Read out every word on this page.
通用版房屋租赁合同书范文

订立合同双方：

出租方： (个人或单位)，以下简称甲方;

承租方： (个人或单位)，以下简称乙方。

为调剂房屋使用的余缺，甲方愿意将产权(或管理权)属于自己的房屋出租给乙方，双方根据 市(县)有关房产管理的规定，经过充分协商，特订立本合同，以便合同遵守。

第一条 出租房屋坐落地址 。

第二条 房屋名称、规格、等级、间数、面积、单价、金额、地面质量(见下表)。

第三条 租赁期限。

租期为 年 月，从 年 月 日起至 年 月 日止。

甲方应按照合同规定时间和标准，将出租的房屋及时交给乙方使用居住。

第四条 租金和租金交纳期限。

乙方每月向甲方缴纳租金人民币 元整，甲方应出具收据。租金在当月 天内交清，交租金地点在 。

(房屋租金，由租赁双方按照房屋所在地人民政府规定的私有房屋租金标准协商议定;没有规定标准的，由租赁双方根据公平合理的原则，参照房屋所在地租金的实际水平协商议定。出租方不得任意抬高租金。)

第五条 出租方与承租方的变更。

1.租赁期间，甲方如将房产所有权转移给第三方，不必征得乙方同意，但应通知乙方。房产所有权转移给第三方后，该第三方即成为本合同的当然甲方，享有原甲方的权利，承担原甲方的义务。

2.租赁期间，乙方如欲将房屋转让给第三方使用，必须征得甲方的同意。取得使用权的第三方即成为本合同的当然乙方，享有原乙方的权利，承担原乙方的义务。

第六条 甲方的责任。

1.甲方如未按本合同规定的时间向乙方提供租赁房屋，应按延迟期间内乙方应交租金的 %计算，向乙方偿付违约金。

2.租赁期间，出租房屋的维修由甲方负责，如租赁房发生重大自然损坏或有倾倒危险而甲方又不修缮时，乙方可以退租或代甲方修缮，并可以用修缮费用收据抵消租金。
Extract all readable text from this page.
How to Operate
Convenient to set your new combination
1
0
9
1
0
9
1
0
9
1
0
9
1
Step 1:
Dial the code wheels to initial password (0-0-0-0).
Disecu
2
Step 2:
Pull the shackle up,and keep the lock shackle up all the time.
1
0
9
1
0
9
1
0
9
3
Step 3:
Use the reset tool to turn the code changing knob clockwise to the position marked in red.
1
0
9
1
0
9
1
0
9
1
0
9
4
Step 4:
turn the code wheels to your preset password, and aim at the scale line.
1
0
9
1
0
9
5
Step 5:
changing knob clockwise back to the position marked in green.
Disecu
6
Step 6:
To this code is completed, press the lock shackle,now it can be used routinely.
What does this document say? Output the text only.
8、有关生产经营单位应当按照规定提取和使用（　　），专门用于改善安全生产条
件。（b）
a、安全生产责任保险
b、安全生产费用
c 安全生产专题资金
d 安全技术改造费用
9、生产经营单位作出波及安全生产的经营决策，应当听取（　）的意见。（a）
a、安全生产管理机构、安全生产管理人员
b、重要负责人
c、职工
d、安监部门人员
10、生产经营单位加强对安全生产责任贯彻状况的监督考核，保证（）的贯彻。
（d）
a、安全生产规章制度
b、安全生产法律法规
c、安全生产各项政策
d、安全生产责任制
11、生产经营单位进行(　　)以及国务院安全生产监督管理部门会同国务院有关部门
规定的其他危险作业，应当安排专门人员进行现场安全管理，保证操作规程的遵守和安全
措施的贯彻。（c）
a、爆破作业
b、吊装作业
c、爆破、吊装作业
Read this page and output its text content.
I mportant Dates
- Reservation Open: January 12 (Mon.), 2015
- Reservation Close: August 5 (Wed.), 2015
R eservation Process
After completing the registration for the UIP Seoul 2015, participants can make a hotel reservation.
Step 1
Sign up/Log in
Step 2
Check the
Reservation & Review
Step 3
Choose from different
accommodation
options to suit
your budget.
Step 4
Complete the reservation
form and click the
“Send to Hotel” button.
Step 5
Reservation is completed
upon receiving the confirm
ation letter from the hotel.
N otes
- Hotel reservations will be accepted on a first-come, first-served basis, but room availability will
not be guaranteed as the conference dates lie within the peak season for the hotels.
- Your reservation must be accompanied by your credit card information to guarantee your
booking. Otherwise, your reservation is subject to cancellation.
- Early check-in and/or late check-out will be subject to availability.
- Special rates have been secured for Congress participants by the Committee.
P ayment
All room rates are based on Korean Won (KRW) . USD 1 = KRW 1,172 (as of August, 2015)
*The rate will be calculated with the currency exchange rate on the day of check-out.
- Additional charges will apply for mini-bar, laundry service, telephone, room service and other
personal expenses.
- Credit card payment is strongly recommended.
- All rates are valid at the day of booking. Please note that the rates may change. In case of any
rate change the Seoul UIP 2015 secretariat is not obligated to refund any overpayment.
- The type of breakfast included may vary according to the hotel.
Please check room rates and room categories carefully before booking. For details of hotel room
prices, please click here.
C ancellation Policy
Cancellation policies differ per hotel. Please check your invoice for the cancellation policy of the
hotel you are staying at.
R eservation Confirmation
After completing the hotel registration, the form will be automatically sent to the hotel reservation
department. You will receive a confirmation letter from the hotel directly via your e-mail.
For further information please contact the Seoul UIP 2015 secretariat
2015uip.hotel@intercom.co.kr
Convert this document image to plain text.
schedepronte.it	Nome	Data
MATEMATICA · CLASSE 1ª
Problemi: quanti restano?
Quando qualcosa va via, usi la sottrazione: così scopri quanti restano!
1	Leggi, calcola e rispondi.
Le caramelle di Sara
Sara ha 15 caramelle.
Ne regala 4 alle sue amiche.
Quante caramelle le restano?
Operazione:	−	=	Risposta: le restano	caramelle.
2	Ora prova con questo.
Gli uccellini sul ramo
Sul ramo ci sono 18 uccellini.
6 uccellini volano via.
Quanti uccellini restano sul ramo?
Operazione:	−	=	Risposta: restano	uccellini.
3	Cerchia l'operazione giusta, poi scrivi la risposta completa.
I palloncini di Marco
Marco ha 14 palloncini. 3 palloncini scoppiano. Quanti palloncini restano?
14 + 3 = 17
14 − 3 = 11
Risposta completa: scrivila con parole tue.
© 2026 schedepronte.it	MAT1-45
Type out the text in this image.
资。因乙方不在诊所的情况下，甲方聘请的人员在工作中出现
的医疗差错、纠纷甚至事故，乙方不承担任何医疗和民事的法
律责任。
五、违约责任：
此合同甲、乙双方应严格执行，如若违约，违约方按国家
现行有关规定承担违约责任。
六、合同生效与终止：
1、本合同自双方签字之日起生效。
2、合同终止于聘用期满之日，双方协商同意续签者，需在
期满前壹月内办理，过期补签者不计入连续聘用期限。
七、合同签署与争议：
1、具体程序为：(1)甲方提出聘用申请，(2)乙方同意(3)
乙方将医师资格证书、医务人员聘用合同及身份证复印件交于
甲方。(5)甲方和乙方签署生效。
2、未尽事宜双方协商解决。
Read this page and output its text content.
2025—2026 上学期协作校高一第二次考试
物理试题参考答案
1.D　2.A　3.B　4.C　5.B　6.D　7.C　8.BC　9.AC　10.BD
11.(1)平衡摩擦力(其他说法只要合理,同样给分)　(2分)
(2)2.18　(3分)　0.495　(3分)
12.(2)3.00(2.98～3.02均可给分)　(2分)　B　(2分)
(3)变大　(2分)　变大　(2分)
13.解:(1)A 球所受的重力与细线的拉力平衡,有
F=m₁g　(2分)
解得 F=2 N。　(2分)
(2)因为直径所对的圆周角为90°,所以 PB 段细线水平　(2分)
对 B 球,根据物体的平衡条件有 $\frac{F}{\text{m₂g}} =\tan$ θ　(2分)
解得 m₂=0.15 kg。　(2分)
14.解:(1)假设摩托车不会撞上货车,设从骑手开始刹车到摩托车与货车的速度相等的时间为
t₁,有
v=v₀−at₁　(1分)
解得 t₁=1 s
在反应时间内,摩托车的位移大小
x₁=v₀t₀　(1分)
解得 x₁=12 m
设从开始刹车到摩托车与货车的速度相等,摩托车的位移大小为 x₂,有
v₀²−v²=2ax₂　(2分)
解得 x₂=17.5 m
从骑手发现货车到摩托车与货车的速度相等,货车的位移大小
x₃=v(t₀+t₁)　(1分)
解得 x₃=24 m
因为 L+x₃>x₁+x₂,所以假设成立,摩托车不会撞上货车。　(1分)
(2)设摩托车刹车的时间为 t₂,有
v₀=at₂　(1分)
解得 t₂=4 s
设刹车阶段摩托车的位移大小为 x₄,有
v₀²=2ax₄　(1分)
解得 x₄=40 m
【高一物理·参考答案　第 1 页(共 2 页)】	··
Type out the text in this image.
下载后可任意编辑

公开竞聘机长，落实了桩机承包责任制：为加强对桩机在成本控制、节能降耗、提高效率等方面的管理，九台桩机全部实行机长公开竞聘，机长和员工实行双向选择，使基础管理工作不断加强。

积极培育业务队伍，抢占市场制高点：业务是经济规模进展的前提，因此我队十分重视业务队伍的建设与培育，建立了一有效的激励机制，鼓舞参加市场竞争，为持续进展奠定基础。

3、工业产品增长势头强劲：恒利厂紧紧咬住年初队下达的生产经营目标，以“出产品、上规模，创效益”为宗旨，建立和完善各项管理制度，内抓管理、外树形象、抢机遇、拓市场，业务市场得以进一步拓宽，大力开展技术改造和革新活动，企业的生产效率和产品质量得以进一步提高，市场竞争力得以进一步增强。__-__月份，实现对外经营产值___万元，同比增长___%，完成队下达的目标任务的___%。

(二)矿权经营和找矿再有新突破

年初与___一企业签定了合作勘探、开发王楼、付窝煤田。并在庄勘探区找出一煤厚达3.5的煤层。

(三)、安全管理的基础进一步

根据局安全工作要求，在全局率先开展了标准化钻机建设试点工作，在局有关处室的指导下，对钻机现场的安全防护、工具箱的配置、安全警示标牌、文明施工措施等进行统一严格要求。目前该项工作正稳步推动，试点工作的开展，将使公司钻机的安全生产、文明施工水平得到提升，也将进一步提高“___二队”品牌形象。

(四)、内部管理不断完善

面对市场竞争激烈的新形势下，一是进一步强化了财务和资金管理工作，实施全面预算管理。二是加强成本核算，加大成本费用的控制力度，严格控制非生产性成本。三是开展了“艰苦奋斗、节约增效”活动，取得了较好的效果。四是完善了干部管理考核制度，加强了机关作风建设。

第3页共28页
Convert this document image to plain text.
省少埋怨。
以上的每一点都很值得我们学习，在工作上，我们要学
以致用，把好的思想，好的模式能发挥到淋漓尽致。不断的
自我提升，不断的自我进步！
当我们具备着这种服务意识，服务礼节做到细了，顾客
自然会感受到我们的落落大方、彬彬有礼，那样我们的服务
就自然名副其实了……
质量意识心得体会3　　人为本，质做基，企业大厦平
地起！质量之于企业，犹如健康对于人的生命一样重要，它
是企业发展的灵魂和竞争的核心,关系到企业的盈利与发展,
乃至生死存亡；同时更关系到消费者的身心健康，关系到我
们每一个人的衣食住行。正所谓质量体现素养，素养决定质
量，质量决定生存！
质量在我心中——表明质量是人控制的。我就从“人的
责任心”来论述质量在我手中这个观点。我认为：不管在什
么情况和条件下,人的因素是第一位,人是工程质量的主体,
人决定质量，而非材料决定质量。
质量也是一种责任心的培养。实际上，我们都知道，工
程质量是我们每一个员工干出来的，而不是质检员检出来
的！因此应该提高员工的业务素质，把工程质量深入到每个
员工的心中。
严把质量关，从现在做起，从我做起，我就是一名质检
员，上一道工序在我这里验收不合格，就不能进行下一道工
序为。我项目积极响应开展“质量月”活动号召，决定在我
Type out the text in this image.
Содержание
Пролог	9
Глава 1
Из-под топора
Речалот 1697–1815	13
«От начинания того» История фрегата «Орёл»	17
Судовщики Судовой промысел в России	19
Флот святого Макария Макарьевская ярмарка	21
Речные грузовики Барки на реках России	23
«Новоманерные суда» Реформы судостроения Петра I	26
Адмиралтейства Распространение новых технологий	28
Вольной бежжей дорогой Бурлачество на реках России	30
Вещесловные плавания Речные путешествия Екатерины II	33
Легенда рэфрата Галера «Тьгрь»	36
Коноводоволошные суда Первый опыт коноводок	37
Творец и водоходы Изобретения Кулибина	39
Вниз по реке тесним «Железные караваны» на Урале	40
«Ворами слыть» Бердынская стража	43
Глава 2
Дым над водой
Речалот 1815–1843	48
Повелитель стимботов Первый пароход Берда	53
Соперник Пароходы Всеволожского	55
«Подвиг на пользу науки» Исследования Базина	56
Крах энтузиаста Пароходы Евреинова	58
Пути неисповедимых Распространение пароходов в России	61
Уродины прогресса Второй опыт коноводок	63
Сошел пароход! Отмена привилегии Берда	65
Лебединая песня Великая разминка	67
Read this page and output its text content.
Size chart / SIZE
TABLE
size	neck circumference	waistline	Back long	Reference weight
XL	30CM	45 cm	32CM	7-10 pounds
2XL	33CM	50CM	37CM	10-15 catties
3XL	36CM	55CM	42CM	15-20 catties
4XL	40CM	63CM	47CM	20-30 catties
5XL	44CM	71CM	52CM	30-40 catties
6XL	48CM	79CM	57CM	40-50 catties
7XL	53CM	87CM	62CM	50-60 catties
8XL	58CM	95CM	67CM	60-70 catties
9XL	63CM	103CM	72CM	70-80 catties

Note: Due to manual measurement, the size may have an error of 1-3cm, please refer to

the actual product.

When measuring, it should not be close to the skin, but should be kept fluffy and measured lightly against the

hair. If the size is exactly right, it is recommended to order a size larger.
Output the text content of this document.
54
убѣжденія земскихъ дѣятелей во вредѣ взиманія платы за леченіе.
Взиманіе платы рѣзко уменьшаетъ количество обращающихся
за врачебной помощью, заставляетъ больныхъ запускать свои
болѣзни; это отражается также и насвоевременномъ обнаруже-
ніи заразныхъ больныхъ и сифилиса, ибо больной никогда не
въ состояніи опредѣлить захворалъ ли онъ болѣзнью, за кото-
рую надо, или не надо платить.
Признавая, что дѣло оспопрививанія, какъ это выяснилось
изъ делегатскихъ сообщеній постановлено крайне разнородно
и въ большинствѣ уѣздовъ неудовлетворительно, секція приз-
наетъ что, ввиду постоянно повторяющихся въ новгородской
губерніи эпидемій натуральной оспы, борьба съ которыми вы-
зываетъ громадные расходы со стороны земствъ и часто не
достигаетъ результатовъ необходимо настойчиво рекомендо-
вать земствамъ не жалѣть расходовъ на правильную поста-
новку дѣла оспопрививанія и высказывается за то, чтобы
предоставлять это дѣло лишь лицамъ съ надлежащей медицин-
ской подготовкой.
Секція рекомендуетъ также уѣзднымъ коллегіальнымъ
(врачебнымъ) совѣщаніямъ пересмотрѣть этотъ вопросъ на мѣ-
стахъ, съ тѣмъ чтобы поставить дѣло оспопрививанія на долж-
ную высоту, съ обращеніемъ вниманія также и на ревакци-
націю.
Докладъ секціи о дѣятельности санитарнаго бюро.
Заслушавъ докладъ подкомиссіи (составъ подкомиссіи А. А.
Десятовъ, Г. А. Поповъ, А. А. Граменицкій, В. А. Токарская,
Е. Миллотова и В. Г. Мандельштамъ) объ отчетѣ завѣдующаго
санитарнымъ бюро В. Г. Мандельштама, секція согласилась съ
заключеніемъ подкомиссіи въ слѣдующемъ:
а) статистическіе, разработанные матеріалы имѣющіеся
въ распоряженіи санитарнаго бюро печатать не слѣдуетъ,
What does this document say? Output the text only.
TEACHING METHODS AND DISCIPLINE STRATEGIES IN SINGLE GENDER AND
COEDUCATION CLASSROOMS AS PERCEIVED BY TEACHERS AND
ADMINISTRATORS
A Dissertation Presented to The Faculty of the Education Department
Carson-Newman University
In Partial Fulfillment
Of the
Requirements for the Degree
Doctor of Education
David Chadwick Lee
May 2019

== == ==

§ The exercise
Pick out and copy every line that contains the word "knob".

§ Problem solution
Use the reset tool to turn the code changing knob clockwise to the position marked in red.
changing knob clockwise back to the position marked in green.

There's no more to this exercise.